Make an exact copy of all the entries, but do not reproduce the pictures.
** START INPUT **
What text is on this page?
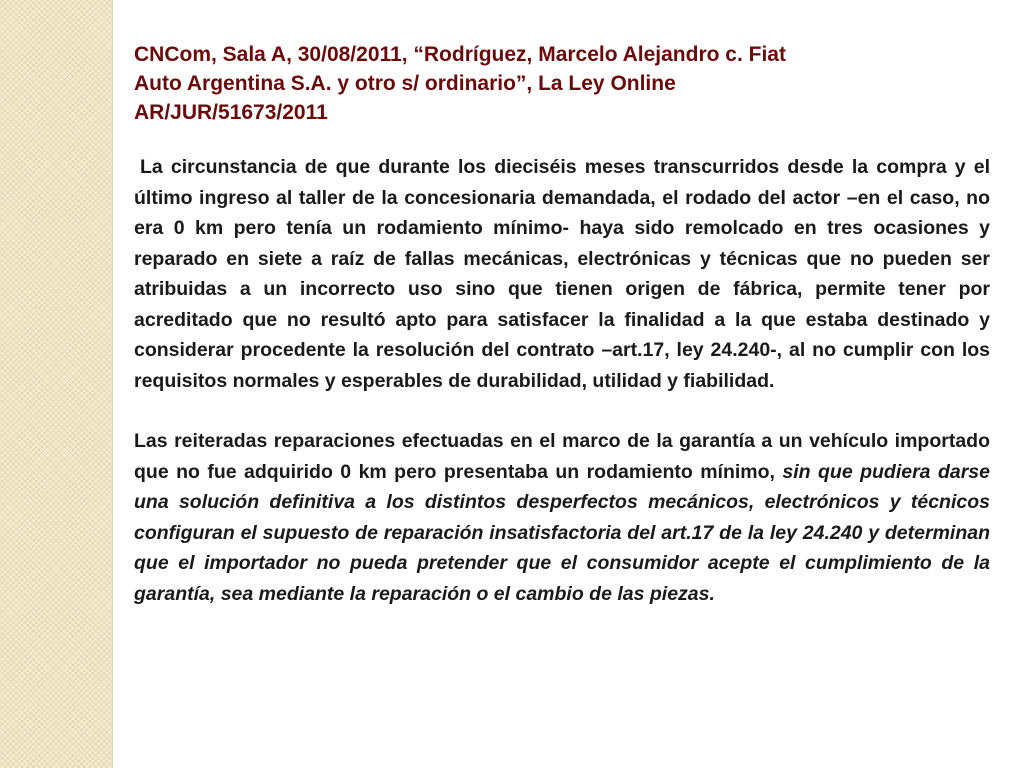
CNCom, Sala A, 30/08/2011, “Rodríguez, Marcelo Alejandro c. Fiat
Auto Argentina S.A. y otro s/ ordinario”, La Ley Online
AR/JUR/51673/2011

La circunstancia de que durante los dieciséis meses transcurridos desde la compra y el último ingreso al taller de la concesionaria demandada, el rodado del actor –en el caso, no era 0 km pero tenía un rodamiento mínimo- haya sido remolcado en tres ocasiones y reparado en siete a raíz de fallas mecánicas, electrónicas y técnicas que no pueden ser atribuidas a un incorrecto uso sino que tienen origen de fábrica, permite tener por acreditado que no resultó apto para satisfacer la finalidad a la que estaba destinado y considerar procedente la resolución del contrato –art.17, ley 24.240-, al no cumplir con los requisitos normales y esperables de durabilidad, utilidad y fiabilidad.

Las reiteradas reparaciones efectuadas en el marco de la garantía a un vehículo importado que no fue adquirido 0 km pero presentaba un rodamiento mínimo, sin que pudiera darse una solución definitiva a los distintos desperfectos mecánicos, electrónicos y técnicos configuran el supuesto de reparación insatisfactoria del art.17 de la ley 24.240 y determinan que el importador no pueda pretender que el consumidor acepte el cumplimiento de la garantía, sea mediante la reparación o el cambio de las piezas.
** END INPUT **
--- CORRECT RESULT ---
What text is on this page?
CNCom, Sala A, 30/08/2011, “Rodríguez, Marcelo Alejandro c. Fiat
Auto Argentina S.A. y otro s/ ordinario”, La Ley Online
AR/JUR/51673/2011

La circunstancia de que durante los dieciséis meses transcurridos desde la compra y el último ingreso al taller de la concesionaria demandada, el rodado del actor –en el caso, no era 0 km pero tenía un rodamiento mínimo- haya sido remolcado en tres ocasiones y reparado en siete a raíz de fallas mecánicas, electrónicas y técnicas que no pueden ser atribuidas a un incorrecto uso sino que tienen origen de fábrica, permite tener por acreditado que no resultó apto para satisfacer la finalidad a la que estaba destinado y considerar procedente la resolución del contrato –art.17, ley 24.240-, al no cumplir con los requisitos normales y esperables de durabilidad, utilidad y fiabilidad.

Las reiteradas reparaciones efectuadas en el marco de la garantía a un vehículo importado que no fue adquirido 0 km pero presentaba un rodamiento mínimo, sin que pudiera darse una solución definitiva a los distintos desperfectos mecánicos, electrónicos y técnicos configuran el supuesto de reparación insatisfactoria del art.17 de la ley 24.240 y determinan que el importador no pueda pretender que el consumidor acepte el cumplimiento de la garantía, sea mediante la reparación o el cambio de las piezas.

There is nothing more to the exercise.